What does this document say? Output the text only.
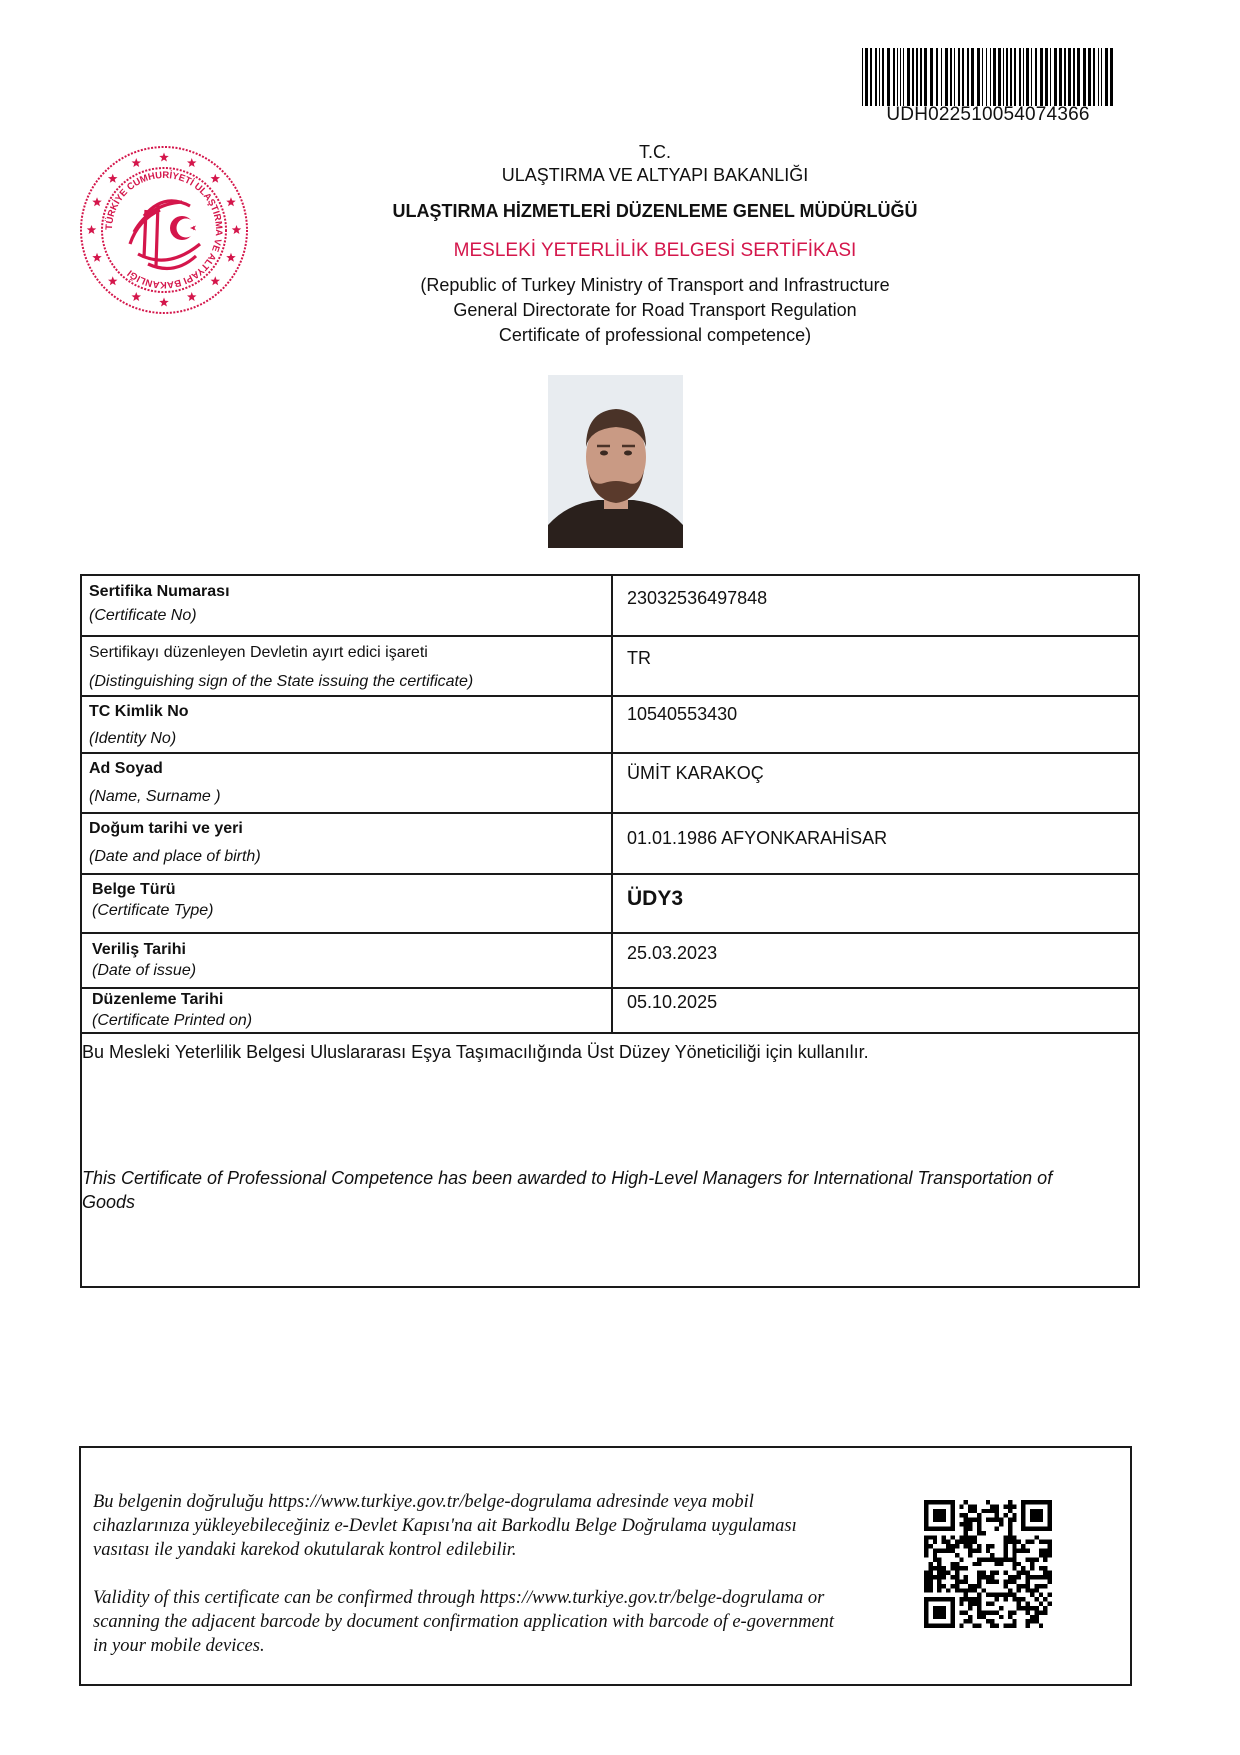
UDH022510054074366
TÜRKİYE CUMHURİYETİ ULAŞTIRMA VE ALTYAPI BAKANLIĞI
T.C.
ULAŞTIRMA VE ALTYAPI BAKANLIĞI
ULAŞTIRMA HİZMETLERİ DÜZENLEME GENEL MÜDÜRLÜĞÜ
MESLEKİ YETERLİLİK BELGESİ SERTİFİKASI
(Republic of Turkey Ministry of Transport and Infrastructure
General Directorate for Road Transport Regulation
Certificate of professional competence)
Sertifika Numarası
(Certificate No)
23032536497848
Sertifikayı düzenleyen Devletin ayırt edici işareti
(Distinguishing sign of the State issuing the certificate)
TR
TC Kimlik No
(Identity No)
10540553430
Ad Soyad
(Name, Surname )
ÜMİT KARAKOÇ
Doğum tarihi ve yeri
(Date and place of birth)
01.01.1986 AFYONKARAHİSAR
Belge Türü
(Certificate Type)
ÜDY3
Veriliş Tarihi
(Date of issue)
25.03.2023
Düzenleme Tarihi
(Certificate Printed on)
05.10.2025
Bu Mesleki Yeterlilik Belgesi Uluslararası Eşya Taşımacılığında Üst Düzey Yöneticiliği için kullanılır.
This Certificate of Professional Competence has been awarded to High-Level Managers for International Transportation of Goods
Bu belgenin doğruluğu https://www.turkiye.gov.tr/belge-dogrulama adresinde veya mobil cihazlarınıza yükleyebileceğiniz e-Devlet Kapısı'na ait Barkodlu Belge Doğrulama uygulaması vasıtası ile yandaki karekod okutularak kontrol edilebilir.
Validity of this certificate can be confirmed through https://www.turkiye.gov.tr/belge-dogrulama or scanning the adjacent barcode by document confirmation application with barcode of e-government in your mobile devices.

━━━━

**INSTRUCTION**
Determine how many lines of the entries above carry the string "BAKANLIĞI", and give that number alone.

**FINISHED TASK**
2